§ **AIM OF THE TASK**
Filter these entries, keeping only lines that hold the word "devices".

[Entries from a dataset]
****************
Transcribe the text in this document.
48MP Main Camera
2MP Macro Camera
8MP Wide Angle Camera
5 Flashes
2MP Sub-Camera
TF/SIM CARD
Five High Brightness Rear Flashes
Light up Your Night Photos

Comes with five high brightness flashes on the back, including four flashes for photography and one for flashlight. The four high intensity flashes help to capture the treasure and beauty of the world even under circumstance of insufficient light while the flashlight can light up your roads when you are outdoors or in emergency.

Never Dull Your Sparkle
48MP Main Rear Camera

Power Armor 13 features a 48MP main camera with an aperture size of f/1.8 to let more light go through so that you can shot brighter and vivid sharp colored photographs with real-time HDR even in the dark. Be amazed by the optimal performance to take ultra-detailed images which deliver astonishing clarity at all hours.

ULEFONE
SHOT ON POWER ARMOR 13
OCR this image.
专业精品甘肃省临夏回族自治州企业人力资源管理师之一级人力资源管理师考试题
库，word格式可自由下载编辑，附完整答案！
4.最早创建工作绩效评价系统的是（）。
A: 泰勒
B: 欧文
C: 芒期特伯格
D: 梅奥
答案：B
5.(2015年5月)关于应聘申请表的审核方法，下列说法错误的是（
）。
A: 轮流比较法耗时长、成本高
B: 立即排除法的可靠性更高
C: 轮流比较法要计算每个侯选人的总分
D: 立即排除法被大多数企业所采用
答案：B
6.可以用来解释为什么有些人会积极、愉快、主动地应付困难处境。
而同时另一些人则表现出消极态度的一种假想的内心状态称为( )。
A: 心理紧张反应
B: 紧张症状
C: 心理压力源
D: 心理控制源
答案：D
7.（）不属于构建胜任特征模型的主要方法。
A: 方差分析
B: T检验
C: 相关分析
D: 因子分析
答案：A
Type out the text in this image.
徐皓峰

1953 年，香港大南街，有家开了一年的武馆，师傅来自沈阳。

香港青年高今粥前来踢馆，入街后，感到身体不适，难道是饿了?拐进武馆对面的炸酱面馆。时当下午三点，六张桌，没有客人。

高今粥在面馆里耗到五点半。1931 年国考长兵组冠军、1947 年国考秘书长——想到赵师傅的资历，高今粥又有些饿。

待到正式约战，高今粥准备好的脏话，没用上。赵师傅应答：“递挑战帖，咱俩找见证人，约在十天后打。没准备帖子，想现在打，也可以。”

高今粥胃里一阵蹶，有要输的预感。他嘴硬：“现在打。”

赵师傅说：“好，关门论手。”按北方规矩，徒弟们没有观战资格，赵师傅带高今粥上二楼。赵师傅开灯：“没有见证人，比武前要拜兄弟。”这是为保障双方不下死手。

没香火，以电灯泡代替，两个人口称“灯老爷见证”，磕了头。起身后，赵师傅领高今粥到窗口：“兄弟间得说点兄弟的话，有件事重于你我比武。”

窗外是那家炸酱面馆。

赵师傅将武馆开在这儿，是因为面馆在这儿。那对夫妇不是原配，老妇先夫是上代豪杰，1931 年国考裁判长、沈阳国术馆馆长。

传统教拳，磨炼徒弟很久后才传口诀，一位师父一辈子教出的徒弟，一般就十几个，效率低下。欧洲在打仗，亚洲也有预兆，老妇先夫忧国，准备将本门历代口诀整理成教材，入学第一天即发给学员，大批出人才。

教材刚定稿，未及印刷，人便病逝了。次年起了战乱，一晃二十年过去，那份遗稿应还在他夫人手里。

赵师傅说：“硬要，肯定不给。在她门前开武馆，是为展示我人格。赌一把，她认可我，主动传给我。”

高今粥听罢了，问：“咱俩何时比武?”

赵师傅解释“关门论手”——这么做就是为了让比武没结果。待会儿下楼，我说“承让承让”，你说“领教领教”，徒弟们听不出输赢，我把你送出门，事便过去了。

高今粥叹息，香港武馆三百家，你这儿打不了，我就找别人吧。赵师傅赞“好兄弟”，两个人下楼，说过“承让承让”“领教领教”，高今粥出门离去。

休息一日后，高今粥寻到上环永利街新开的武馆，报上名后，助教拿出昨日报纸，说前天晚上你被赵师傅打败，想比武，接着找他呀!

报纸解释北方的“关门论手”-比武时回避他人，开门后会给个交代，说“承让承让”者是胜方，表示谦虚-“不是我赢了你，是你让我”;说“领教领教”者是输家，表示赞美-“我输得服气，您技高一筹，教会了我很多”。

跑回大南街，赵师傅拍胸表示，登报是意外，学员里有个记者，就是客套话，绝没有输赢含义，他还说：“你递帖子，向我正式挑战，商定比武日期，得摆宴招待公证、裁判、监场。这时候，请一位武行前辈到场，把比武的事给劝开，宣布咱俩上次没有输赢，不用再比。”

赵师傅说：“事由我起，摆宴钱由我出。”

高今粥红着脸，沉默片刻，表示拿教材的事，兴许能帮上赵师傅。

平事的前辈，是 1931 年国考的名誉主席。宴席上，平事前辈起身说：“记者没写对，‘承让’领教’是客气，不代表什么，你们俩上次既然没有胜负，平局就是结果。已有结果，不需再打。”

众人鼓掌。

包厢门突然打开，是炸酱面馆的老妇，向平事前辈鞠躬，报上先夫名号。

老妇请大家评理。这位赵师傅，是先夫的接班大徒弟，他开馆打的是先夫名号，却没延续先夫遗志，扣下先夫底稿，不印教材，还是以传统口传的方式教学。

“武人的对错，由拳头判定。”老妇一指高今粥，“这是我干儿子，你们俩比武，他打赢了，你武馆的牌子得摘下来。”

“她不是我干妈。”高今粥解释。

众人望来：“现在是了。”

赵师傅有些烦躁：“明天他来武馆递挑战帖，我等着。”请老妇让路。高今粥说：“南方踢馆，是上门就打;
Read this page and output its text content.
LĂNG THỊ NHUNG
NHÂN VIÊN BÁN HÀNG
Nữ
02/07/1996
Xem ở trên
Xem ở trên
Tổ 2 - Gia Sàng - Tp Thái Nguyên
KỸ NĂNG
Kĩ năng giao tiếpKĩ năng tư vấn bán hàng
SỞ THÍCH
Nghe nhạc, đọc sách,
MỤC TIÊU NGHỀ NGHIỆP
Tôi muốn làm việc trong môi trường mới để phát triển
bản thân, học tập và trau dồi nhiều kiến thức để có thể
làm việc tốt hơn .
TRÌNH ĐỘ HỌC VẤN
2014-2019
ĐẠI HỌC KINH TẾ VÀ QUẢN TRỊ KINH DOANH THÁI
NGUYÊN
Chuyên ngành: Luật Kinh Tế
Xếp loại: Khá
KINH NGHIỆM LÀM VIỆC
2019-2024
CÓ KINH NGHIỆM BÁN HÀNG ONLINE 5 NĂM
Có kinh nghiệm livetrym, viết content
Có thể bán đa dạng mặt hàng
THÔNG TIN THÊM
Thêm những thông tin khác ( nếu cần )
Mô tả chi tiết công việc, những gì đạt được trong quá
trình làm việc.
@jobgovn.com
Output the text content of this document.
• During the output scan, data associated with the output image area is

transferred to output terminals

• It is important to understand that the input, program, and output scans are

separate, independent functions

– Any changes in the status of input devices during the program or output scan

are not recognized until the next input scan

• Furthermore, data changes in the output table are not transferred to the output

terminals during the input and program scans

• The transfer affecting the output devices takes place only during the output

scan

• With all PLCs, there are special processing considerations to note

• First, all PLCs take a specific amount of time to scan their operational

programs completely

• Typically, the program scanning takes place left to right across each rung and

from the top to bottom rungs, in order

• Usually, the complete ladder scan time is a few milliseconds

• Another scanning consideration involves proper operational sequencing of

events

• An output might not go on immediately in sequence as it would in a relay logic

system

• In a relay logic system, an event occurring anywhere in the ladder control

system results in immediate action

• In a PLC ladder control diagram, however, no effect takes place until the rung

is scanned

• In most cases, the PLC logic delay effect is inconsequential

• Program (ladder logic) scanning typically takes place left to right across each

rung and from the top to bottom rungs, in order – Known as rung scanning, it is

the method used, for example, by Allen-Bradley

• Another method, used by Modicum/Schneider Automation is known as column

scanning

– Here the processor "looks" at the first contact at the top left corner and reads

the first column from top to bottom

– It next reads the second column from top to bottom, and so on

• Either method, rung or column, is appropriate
****************
§ **EXERCISE RESULT**
– Any changes in the status of input devices during the program or output scan
• The transfer affecting the output devices takes place only during the output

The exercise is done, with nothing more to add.